Dataset records
▬▬▬

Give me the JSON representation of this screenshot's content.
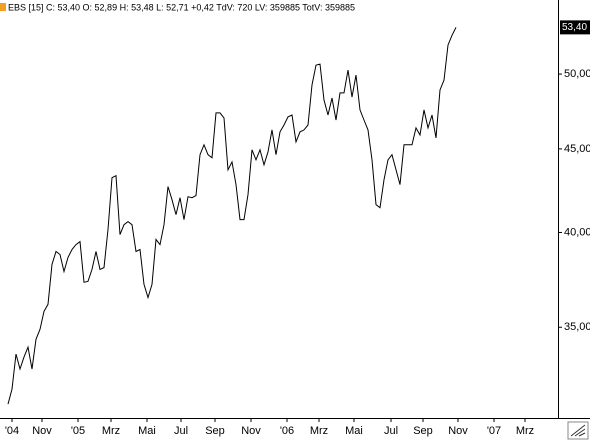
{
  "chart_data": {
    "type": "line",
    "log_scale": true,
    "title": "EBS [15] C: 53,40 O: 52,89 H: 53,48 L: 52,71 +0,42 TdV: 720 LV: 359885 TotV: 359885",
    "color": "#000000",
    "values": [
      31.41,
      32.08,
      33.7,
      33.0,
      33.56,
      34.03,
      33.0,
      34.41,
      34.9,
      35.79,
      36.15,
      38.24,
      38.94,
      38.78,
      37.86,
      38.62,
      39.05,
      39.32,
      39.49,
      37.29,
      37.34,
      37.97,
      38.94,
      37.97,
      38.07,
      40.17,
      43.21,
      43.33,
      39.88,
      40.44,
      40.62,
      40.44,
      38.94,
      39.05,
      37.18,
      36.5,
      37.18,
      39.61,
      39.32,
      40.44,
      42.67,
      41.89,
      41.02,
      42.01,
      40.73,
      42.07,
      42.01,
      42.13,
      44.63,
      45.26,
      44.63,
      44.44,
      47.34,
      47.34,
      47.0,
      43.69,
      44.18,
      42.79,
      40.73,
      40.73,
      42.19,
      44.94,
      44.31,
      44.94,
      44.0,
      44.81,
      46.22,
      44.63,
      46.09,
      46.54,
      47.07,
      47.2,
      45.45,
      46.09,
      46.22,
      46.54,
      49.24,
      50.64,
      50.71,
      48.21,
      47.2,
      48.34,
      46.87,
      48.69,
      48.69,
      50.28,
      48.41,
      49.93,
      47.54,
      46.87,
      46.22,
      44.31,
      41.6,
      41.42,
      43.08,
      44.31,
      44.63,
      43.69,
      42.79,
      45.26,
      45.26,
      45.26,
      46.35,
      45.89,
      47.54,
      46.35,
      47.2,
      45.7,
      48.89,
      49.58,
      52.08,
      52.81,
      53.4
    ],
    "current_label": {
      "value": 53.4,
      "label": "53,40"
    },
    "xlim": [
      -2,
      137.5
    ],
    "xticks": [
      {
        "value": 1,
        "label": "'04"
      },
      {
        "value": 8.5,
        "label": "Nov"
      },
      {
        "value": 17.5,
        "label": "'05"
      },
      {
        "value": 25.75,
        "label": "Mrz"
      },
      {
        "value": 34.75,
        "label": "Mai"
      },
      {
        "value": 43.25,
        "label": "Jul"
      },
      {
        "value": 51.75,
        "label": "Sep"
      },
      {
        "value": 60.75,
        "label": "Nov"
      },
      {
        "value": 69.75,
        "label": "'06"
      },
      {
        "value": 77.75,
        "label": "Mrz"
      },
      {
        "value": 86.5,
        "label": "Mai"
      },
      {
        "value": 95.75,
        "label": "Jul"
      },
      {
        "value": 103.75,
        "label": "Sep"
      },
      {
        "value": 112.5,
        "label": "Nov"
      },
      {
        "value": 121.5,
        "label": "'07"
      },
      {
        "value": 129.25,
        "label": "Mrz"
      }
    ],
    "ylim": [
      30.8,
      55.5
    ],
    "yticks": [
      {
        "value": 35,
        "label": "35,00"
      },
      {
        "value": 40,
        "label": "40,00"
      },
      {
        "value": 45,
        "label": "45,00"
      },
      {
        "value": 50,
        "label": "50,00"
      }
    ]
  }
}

▬▬▬

* Work to complete *
Exactly as written, return every line of the listing, but not the pictures.

* Solution to this exercise *
Give me the JSON representation of this screenshot's content.
{
  "chart_data": {
    "type": "line",
    "log_scale": true,
    "title": "EBS [15] C: 53,40 O: 52,89 H: 53,48 L: 52,71 +0,42 TdV: 720 LV: 359885 TotV: 359885",
    "color": "#000000",
    "values": [
      31.41,
      32.08,
      33.7,
      33.0,
      33.56,
      34.03,
      33.0,
      34.41,
      34.9,
      35.79,
      36.15,
      38.24,
      38.94,
      38.78,
      37.86,
      38.62,
      39.05,
      39.32,
      39.49,
      37.29,
      37.34,
      37.97,
      38.94,
      37.97,
      38.07,
      40.17,
      43.21,
      43.33,
      39.88,
      40.44,
      40.62,
      40.44,
      38.94,
      39.05,
      37.18,
      36.5,
      37.18,
      39.61,
      39.32,
      40.44,
      42.67,
      41.89,
      41.02,
      42.01,
      40.73,
      42.07,
      42.01,
      42.13,
      44.63,
      45.26,
      44.63,
      44.44,
      47.34,
      47.34,
      47.0,
      43.69,
      44.18,
      42.79,
      40.73,
      40.73,
      42.19,
      44.94,
      44.31,
      44.94,
      44.0,
      44.81,
      46.22,
      44.63,
      46.09,
      46.54,
      47.07,
      47.2,
      45.45,
      46.09,
      46.22,
      46.54,
      49.24,
      50.64,
      50.71,
      48.21,
      47.2,
      48.34,
      46.87,
      48.69,
      48.69,
      50.28,
      48.41,
      49.93,
      47.54,
      46.87,
      46.22,
      44.31,
      41.6,
      41.42,
      43.08,
      44.31,
      44.63,
      43.69,
      42.79,
      45.26,
      45.26,
      45.26,
      46.35,
      45.89,
      47.54,
      46.35,
      47.2,
      45.7,
      48.89,
      49.58,
      52.08,
      52.81,
      53.4
    ],
    "current_label": {
      "value": 53.4,
      "label": "53,40"
    },
    "xlim": [
      -2,
      137.5
    ],
    "xticks": [
      {
        "value": 1,
        "label": "'04"
      },
      {
        "value": 8.5,
        "label": "Nov"
      },
      {
        "value": 17.5,
        "label": "'05"
      },
      {
        "value": 25.75,
        "label": "Mrz"
      },
      {
        "value": 34.75,
        "label": "Mai"
      },
      {
        "value": 43.25,
        "label": "Jul"
      },
      {
        "value": 51.75,
        "label": "Sep"
      },
      {
        "value": 60.75,
        "label": "Nov"
      },
      {
        "value": 69.75,
        "label": "'06"
      },
      {
        "value": 77.75,
        "label": "Mrz"
      },
      {
        "value": 86.5,
        "label": "Mai"
      },
      {
        "value": 95.75,
        "label": "Jul"
      },
      {
        "value": 103.75,
        "label": "Sep"
      },
      {
        "value": 112.5,
        "label": "Nov"
      },
      {
        "value": 121.5,
        "label": "'07"
      },
      {
        "value": 129.25,
        "label": "Mrz"
      }
    ],
    "ylim": [
      30.8,
      55.5
    ],
    "yticks": [
      {
        "value": 35,
        "label": "35,00"
      },
      {
        "value": 40,
        "label": "40,00"
      },
      {
        "value": 45,
        "label": "45,00"
      },
      {
        "value": 50,
        "label": "50,00"
      }
    ]
  }
}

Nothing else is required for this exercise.